From the entries below, gather each line containing the word "xlabel".

-- start --

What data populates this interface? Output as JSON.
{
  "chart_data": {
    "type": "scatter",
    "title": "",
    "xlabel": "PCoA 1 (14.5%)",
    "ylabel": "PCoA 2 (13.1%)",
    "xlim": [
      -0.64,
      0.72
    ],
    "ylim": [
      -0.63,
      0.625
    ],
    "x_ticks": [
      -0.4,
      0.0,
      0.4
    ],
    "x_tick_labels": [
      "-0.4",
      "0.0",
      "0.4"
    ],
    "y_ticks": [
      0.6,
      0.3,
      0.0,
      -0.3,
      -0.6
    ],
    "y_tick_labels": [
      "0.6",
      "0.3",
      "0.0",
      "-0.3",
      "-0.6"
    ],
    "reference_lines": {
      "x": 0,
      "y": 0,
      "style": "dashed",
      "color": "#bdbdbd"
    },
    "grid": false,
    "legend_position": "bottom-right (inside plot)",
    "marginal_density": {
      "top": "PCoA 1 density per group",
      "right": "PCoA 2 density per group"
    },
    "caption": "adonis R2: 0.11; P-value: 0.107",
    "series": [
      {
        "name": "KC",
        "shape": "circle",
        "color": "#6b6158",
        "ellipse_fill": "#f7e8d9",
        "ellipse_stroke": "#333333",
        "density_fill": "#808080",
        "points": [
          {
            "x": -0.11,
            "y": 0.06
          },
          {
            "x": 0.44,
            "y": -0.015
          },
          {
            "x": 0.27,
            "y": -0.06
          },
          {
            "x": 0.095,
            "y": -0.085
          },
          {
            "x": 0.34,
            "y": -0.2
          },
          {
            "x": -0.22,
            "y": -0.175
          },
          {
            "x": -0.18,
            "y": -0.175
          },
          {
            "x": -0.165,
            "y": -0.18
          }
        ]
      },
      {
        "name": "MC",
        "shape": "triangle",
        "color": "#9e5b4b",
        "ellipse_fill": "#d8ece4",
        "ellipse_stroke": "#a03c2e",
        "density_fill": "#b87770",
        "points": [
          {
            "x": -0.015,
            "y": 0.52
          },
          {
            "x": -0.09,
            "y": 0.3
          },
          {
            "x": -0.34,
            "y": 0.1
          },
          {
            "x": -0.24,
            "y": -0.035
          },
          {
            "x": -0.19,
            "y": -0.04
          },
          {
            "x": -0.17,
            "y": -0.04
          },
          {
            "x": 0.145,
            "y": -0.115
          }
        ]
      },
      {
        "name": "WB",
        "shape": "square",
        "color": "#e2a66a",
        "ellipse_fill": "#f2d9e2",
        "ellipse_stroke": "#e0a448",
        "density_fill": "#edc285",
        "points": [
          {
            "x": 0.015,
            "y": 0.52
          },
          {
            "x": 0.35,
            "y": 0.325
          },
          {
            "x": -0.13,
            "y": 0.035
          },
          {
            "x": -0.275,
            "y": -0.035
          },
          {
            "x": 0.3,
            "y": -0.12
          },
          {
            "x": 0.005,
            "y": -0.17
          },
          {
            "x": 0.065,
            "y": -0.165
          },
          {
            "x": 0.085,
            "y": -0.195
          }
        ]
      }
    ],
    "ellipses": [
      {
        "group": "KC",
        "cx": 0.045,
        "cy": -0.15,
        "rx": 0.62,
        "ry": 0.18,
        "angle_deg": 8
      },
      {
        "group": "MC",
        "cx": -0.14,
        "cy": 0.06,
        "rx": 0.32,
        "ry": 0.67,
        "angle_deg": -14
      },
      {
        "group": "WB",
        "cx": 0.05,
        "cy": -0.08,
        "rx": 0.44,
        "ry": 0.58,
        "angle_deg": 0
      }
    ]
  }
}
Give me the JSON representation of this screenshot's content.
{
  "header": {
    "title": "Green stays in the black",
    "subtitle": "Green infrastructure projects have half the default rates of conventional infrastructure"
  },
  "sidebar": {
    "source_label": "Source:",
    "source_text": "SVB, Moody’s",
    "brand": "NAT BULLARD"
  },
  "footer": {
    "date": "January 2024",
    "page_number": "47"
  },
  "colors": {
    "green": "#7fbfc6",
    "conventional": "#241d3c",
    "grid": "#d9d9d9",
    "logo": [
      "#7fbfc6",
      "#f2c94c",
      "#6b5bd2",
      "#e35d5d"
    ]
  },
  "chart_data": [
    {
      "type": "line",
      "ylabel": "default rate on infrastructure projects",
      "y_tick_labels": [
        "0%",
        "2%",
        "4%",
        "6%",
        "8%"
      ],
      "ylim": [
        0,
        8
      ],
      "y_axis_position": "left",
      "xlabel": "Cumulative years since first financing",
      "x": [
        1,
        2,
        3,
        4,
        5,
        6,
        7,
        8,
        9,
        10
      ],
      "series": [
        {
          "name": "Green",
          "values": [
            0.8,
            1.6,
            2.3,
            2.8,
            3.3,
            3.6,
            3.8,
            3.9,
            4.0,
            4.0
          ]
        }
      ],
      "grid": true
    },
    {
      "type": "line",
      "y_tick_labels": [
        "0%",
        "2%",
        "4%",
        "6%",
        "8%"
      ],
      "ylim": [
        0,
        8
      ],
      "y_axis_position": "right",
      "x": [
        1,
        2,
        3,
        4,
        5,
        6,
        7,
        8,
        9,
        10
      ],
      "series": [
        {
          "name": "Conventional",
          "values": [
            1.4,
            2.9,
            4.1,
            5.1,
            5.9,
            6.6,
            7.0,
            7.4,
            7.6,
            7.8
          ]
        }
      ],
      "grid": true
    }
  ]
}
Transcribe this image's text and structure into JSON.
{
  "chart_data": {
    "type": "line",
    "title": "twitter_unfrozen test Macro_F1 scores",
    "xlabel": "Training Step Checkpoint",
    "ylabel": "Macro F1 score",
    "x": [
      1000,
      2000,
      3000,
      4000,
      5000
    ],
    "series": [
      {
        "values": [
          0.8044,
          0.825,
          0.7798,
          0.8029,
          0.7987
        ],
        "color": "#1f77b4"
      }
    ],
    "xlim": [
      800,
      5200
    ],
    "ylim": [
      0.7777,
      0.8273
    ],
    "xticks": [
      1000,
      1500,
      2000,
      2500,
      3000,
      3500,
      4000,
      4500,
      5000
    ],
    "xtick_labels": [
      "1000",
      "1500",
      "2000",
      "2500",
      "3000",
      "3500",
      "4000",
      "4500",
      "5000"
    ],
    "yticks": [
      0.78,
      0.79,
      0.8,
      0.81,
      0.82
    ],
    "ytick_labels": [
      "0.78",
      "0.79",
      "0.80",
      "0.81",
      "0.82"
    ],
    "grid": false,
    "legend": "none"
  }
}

-- end --

## Answer to this exercise
    "xlabel": "PCoA 1 (14.5%)",
      "xlabel": "Cumulative years since first financing",
    "xlabel": "Training Step Checkpoint",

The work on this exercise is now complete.